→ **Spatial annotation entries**

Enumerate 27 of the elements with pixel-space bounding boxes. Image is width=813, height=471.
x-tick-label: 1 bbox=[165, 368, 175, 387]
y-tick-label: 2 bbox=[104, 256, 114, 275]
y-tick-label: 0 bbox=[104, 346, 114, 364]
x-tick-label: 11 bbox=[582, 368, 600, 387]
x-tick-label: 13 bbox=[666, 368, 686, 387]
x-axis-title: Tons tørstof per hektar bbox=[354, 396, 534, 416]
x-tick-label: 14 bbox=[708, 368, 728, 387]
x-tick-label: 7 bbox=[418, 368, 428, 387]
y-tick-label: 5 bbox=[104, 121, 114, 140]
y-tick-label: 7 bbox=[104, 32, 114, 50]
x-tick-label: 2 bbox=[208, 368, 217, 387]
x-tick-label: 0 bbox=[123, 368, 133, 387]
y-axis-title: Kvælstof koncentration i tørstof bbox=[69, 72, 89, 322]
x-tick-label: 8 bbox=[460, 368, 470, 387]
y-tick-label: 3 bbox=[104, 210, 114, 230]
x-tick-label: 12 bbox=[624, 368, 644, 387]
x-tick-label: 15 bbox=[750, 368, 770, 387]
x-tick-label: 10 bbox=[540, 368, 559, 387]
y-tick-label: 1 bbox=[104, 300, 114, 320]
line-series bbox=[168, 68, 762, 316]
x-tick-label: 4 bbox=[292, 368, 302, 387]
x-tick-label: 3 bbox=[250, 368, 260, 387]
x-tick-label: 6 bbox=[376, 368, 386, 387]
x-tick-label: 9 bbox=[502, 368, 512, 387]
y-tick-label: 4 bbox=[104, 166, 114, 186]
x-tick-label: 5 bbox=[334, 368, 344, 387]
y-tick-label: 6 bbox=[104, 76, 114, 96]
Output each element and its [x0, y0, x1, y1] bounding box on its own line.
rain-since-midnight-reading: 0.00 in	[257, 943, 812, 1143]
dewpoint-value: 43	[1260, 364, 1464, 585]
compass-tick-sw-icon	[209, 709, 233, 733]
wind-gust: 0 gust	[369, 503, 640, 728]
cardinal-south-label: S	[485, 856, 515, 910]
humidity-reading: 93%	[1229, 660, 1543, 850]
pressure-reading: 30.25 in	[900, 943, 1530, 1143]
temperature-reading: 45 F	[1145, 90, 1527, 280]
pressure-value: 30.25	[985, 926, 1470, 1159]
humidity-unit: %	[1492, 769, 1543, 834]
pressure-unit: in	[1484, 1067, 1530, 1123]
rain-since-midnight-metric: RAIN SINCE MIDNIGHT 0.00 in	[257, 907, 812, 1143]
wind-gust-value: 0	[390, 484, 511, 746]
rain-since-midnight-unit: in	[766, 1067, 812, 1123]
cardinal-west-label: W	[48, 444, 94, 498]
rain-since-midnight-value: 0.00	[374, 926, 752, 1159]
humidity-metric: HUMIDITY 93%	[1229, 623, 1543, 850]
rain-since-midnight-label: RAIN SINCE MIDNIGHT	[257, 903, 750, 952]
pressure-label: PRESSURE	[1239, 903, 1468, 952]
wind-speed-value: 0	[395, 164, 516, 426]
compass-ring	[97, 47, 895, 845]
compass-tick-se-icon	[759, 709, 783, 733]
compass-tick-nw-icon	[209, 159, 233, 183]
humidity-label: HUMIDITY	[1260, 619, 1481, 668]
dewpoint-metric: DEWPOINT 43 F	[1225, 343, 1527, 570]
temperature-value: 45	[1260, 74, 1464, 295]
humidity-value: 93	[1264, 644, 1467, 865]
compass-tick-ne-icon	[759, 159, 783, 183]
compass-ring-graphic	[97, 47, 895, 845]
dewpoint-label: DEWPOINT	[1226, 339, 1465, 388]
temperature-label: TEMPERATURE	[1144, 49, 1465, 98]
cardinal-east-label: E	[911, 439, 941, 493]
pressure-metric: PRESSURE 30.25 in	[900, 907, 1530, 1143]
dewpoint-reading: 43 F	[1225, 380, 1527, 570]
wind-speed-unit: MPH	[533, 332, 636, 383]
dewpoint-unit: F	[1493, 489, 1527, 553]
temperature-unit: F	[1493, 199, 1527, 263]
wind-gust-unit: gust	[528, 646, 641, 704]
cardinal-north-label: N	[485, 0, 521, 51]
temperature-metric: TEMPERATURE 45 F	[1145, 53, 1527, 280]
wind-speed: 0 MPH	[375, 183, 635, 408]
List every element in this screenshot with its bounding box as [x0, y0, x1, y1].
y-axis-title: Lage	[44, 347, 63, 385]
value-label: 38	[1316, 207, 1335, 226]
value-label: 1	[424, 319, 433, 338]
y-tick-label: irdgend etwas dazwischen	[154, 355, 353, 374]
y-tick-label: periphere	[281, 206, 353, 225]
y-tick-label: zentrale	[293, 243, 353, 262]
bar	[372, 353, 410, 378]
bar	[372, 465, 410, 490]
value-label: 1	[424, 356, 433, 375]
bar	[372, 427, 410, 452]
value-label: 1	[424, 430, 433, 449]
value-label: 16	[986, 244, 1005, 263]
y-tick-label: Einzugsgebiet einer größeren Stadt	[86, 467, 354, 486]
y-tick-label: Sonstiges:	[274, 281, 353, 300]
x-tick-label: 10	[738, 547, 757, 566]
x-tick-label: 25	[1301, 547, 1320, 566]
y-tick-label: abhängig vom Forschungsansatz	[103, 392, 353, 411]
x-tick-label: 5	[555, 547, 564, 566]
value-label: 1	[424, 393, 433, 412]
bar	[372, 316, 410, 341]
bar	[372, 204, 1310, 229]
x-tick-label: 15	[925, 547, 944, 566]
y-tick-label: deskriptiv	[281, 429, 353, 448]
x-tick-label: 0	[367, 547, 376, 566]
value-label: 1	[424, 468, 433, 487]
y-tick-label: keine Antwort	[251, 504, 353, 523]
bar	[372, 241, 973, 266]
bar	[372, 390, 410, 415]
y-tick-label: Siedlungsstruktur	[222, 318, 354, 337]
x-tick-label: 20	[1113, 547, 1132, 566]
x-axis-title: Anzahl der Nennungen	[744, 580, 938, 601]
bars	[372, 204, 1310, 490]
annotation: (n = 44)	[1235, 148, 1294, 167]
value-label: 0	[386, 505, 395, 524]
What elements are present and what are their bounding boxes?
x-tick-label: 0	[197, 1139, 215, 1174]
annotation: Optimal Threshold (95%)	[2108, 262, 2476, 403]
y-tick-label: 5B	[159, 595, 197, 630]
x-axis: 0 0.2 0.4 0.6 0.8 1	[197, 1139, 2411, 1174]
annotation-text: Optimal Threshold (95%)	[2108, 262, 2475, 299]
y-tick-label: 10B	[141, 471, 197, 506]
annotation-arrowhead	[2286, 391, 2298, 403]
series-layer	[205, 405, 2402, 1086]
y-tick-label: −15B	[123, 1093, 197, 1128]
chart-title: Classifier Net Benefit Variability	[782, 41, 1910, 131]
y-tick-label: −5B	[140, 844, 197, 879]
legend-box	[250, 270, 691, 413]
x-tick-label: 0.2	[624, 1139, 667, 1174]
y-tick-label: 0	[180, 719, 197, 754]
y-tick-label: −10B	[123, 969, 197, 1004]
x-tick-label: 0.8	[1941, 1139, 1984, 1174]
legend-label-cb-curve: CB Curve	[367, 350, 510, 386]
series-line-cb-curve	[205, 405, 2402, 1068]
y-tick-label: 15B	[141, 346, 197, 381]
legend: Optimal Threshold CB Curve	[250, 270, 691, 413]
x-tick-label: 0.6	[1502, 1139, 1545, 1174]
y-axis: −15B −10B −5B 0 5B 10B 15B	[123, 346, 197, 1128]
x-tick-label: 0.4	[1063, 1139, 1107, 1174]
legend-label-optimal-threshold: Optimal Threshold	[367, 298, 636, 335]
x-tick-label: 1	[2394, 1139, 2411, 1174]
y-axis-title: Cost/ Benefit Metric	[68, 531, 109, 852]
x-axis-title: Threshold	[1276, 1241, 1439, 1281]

→ **Brief**
Rewrite the data from its first line through the line containing "x-tick-label: 11 bbox=[582, 368, 600, 387]", substituting "List" for "Enumerate" and keeping everything else the same.

→ **Problem solution**
List 27 of the elements with pixel-space bounding boxes. Image is width=813, height=471.
x-tick-label: 1 bbox=[165, 368, 175, 387]
y-tick-label: 2 bbox=[104, 256, 114, 275]
y-tick-label: 0 bbox=[104, 346, 114, 364]
x-tick-label: 11 bbox=[582, 368, 600, 387]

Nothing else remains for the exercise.